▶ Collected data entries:
┄┄┄┄┄┄
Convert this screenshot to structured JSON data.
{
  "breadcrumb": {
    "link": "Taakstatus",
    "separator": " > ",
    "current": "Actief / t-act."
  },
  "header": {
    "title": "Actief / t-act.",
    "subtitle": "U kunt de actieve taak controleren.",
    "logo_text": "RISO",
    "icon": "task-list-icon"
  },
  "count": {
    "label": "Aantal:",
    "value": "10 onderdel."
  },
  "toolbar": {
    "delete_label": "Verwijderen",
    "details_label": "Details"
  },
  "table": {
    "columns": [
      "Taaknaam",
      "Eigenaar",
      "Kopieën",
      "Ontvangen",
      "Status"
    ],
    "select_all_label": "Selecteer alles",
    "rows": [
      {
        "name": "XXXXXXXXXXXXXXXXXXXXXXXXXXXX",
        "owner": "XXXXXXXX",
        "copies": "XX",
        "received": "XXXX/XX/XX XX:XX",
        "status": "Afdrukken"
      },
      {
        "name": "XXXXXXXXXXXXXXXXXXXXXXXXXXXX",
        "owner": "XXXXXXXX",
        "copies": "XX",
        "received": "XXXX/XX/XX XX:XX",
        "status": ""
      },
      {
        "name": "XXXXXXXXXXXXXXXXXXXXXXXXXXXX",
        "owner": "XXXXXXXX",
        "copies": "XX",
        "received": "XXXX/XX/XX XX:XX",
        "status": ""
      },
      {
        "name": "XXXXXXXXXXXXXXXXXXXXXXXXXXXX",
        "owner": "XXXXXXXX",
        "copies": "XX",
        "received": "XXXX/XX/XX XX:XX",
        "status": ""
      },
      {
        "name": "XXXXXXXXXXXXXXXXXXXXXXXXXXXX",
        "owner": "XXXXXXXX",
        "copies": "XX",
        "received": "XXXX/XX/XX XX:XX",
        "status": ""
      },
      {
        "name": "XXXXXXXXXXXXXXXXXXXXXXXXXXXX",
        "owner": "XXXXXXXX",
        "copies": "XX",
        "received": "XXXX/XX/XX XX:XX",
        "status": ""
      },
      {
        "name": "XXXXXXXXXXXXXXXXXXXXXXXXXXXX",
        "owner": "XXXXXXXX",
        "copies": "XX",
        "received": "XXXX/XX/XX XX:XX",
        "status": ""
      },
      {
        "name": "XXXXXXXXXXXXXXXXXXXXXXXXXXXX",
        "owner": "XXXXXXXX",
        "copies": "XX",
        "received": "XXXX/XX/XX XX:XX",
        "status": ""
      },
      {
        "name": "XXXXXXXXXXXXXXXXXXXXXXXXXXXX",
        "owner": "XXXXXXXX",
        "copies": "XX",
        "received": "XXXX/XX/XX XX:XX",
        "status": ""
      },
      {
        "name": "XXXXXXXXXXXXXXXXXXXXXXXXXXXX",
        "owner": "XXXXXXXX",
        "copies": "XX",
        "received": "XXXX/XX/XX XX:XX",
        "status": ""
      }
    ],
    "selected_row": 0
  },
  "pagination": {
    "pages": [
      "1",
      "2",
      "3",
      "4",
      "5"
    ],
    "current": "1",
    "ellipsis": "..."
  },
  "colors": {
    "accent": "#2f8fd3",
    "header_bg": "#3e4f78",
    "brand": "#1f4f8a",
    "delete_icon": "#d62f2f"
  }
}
┄┄┄┄┄┄
▶ TASK GOAL: Copy out each line exactly.

▶ FINAL RESULT:
Convert this screenshot to structured JSON data.
{
  "breadcrumb": {
    "link": "Taakstatus",
    "separator": " > ",
    "current": "Actief / t-act."
  },
  "header": {
    "title": "Actief / t-act.",
    "subtitle": "U kunt de actieve taak controleren.",
    "logo_text": "RISO",
    "icon": "task-list-icon"
  },
  "count": {
    "label": "Aantal:",
    "value": "10 onderdel."
  },
  "toolbar": {
    "delete_label": "Verwijderen",
    "details_label": "Details"
  },
  "table": {
    "columns": [
      "Taaknaam",
      "Eigenaar",
      "Kopieën",
      "Ontvangen",
      "Status"
    ],
    "select_all_label": "Selecteer alles",
    "rows": [
      {
        "name": "XXXXXXXXXXXXXXXXXXXXXXXXXXXX",
        "owner": "XXXXXXXX",
        "copies": "XX",
        "received": "XXXX/XX/XX XX:XX",
        "status": "Afdrukken"
      },
      {
        "name": "XXXXXXXXXXXXXXXXXXXXXXXXXXXX",
        "owner": "XXXXXXXX",
        "copies": "XX",
        "received": "XXXX/XX/XX XX:XX",
        "status": ""
      },
      {
        "name": "XXXXXXXXXXXXXXXXXXXXXXXXXXXX",
        "owner": "XXXXXXXX",
        "copies": "XX",
        "received": "XXXX/XX/XX XX:XX",
        "status": ""
      },
      {
        "name": "XXXXXXXXXXXXXXXXXXXXXXXXXXXX",
        "owner": "XXXXXXXX",
        "copies": "XX",
        "received": "XXXX/XX/XX XX:XX",
        "status": ""
      },
      {
        "name": "XXXXXXXXXXXXXXXXXXXXXXXXXXXX",
        "owner": "XXXXXXXX",
        "copies": "XX",
        "received": "XXXX/XX/XX XX:XX",
        "status": ""
      },
      {
        "name": "XXXXXXXXXXXXXXXXXXXXXXXXXXXX",
        "owner": "XXXXXXXX",
        "copies": "XX",
        "received": "XXXX/XX/XX XX:XX",
        "status": ""
      },
      {
        "name": "XXXXXXXXXXXXXXXXXXXXXXXXXXXX",
        "owner": "XXXXXXXX",
        "copies": "XX",
        "received": "XXXX/XX/XX XX:XX",
        "status": ""
      },
      {
        "name": "XXXXXXXXXXXXXXXXXXXXXXXXXXXX",
        "owner": "XXXXXXXX",
        "copies": "XX",
        "received": "XXXX/XX/XX XX:XX",
        "status": ""
      },
      {
        "name": "XXXXXXXXXXXXXXXXXXXXXXXXXXXX",
        "owner": "XXXXXXXX",
        "copies": "XX",
        "received": "XXXX/XX/XX XX:XX",
        "status": ""
      },
      {
        "name": "XXXXXXXXXXXXXXXXXXXXXXXXXXXX",
        "owner": "XXXXXXXX",
        "copies": "XX",
        "received": "XXXX/XX/XX XX:XX",
        "status": ""
      }
    ],
    "selected_row": 0
  },
  "pagination": {
    "pages": [
      "1",
      "2",
      "3",
      "4",
      "5"
    ],
    "current": "1",
    "ellipsis": "..."
  },
  "colors": {
    "accent": "#2f8fd3",
    "header_bg": "#3e4f78",
    "brand": "#1f4f8a",
    "delete_icon": "#d62f2f"
  }
}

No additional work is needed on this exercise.